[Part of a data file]
[START]
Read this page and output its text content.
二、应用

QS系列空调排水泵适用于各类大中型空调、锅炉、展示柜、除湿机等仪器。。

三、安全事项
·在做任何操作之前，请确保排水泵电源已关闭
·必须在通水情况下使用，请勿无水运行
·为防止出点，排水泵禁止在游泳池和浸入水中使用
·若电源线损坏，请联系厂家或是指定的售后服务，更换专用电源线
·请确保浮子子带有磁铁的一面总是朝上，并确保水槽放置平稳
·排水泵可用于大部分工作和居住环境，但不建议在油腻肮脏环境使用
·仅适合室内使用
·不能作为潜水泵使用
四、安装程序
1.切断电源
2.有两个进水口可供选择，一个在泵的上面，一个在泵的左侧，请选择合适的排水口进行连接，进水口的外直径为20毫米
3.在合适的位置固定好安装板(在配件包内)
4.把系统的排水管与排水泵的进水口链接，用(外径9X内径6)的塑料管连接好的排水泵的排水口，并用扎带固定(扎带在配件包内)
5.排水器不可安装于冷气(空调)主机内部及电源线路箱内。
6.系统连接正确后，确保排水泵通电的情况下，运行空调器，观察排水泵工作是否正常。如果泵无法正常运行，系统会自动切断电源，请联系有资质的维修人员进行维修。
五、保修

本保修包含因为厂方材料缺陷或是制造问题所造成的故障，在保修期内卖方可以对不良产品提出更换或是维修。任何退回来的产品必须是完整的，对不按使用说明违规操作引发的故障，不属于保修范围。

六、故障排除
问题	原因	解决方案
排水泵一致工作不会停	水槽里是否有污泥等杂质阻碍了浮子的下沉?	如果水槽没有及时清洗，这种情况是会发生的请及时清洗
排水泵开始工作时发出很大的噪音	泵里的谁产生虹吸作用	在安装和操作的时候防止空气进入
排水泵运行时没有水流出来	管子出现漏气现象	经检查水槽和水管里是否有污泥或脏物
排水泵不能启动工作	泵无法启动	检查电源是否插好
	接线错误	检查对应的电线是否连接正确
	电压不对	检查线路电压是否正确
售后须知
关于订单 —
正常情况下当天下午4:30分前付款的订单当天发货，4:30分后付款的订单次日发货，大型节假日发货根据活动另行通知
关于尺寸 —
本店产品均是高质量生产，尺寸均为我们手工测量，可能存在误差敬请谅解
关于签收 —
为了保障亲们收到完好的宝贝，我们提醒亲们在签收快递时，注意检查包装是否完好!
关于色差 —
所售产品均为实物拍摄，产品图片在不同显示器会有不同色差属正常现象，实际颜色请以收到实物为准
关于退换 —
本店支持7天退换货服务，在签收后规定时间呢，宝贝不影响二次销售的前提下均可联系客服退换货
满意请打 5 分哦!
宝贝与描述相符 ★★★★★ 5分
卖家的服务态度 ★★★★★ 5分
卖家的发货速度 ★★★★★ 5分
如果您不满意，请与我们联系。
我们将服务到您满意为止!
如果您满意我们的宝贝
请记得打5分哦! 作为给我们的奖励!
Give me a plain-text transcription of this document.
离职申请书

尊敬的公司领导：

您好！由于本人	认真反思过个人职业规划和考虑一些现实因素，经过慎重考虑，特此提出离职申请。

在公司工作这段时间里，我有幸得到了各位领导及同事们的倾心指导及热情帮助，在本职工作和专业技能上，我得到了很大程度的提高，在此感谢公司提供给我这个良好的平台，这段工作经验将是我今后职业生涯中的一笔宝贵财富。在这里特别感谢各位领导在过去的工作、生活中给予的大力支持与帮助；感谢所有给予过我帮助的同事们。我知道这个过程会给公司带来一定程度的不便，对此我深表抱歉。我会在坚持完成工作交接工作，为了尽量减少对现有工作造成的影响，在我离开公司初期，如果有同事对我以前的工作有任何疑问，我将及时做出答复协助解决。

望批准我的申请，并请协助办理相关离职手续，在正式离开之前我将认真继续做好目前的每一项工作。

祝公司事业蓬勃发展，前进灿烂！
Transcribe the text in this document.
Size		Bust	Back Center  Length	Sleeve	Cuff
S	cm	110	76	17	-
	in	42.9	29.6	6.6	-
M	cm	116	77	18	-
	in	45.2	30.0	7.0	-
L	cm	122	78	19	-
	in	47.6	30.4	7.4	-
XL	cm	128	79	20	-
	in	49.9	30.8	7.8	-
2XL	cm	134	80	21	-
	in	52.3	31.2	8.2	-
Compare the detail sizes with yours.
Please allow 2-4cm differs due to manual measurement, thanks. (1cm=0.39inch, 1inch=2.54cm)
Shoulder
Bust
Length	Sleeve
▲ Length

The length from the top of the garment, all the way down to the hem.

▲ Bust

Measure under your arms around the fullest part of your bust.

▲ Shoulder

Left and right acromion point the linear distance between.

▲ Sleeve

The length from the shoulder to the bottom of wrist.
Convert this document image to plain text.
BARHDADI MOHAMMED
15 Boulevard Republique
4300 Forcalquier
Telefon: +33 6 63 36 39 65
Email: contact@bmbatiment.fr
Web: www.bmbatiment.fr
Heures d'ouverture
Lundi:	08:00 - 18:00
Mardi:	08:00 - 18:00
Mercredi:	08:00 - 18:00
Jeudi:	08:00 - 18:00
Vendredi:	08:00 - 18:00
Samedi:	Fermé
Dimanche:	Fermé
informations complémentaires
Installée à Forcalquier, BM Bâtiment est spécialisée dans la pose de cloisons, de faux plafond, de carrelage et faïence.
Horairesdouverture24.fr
[END]
Set exercise:
Repeat only the lines from the one holding "Give me a plain-text" through the last line of the data.

Exercise solution:
Give me a plain-text transcription of this document.
离职申请书

尊敬的公司领导：

您好！由于本人	认真反思过个人职业规划和考虑一些现实因素，经过慎重考虑，特此提出离职申请。

在公司工作这段时间里，我有幸得到了各位领导及同事们的倾心指导及热情帮助，在本职工作和专业技能上，我得到了很大程度的提高，在此感谢公司提供给我这个良好的平台，这段工作经验将是我今后职业生涯中的一笔宝贵财富。在这里特别感谢各位领导在过去的工作、生活中给予的大力支持与帮助；感谢所有给予过我帮助的同事们。我知道这个过程会给公司带来一定程度的不便，对此我深表抱歉。我会在坚持完成工作交接工作，为了尽量减少对现有工作造成的影响，在我离开公司初期，如果有同事对我以前的工作有任何疑问，我将及时做出答复协助解决。

望批准我的申请，并请协助办理相关离职手续，在正式离开之前我将认真继续做好目前的每一项工作。

祝公司事业蓬勃发展，前进灿烂！
Transcribe the text in this document.
Size		Bust	Back Center  Length	Sleeve	Cuff
S	cm	110	76	17	-
	in	42.9	29.6	6.6	-
M	cm	116	77	18	-
	in	45.2	30.0	7.0	-
L	cm	122	78	19	-
	in	47.6	30.4	7.4	-
XL	cm	128	79	20	-
	in	49.9	30.8	7.8	-
2XL	cm	134	80	21	-
	in	52.3	31.2	8.2	-
Compare the detail sizes with yours.
Please allow 2-4cm differs due to manual measurement, thanks. (1cm=0.39inch, 1inch=2.54cm)
Shoulder
Bust
Length	Sleeve
▲ Length

The length from the top of the garment, all the way down to the hem.

▲ Bust

Measure under your arms around the fullest part of your bust.

▲ Shoulder

Left and right acromion point the linear distance between.

▲ Sleeve

The length from the shoulder to the bottom of wrist.
Convert this document image to plain text.
BARHDADI MOHAMMED
15 Boulevard Republique
4300 Forcalquier
Telefon: +33 6 63 36 39 65
Email: contact@bmbatiment.fr
Web: www.bmbatiment.fr
Heures d'ouverture
Lundi:	08:00 - 18:00
Mardi:	08:00 - 18:00
Mercredi:	08:00 - 18:00
Jeudi:	08:00 - 18:00
Vendredi:	08:00 - 18:00
Samedi:	Fermé
Dimanche:	Fermé
informations complémentaires
Installée à Forcalquier, BM Bâtiment est spécialisée dans la pose de cloisons, de faux plafond, de carrelage et faïence.
Horairesdouverture24.fr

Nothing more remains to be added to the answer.